↓

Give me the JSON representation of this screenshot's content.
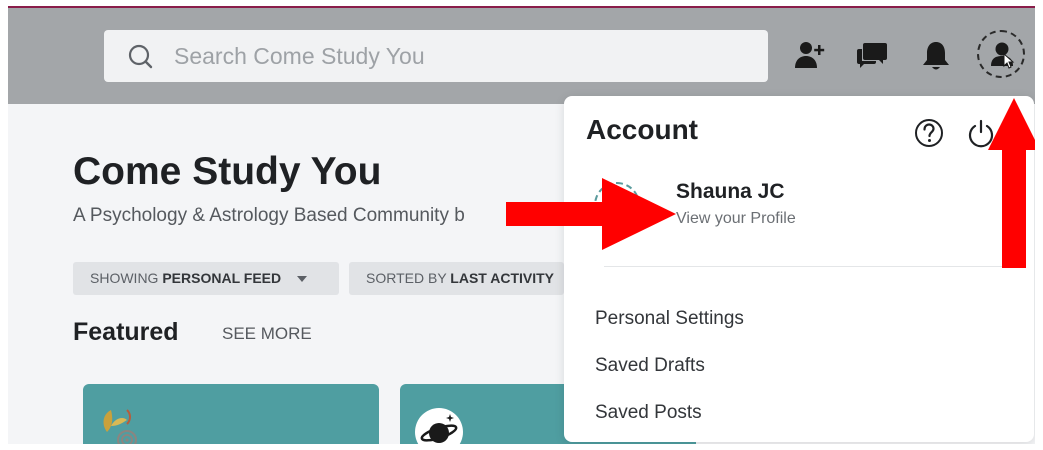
{
  "header": {
    "search_placeholder": "Search Come Study You",
    "icons": [
      "search-icon",
      "add-user-icon",
      "chat-icon",
      "bell-icon",
      "user-avatar-icon"
    ]
  },
  "community": {
    "title": "Come Study You",
    "tagline": "A Psychology & Astrology Based Community b"
  },
  "filters": {
    "showing_prefix": "SHOWING",
    "showing_value": "PERSONAL FEED",
    "sorted_prefix": "SORTED BY",
    "sorted_value": "LAST ACTIVITY"
  },
  "featured": {
    "heading": "Featured",
    "see_more": "SEE MORE"
  },
  "account_menu": {
    "title": "Account",
    "user_name": "Shauna JC",
    "profile_link": "View your Profile",
    "items": [
      {
        "label": "Personal Settings"
      },
      {
        "label": "Saved Drafts"
      },
      {
        "label": "Saved Posts"
      }
    ]
  },
  "colors": {
    "topbar": "#a3a6a9",
    "card_teal": "#4f9ea1",
    "annotation_arrow": "#ff0000"
  }
}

↑

EXERCISE TASK -
Scan the entries above for the word "label" and collect each line holding it.

THE SOLUTION -
        "label": "Personal Settings"
        "label": "Saved Drafts"
        "label": "Saved Posts"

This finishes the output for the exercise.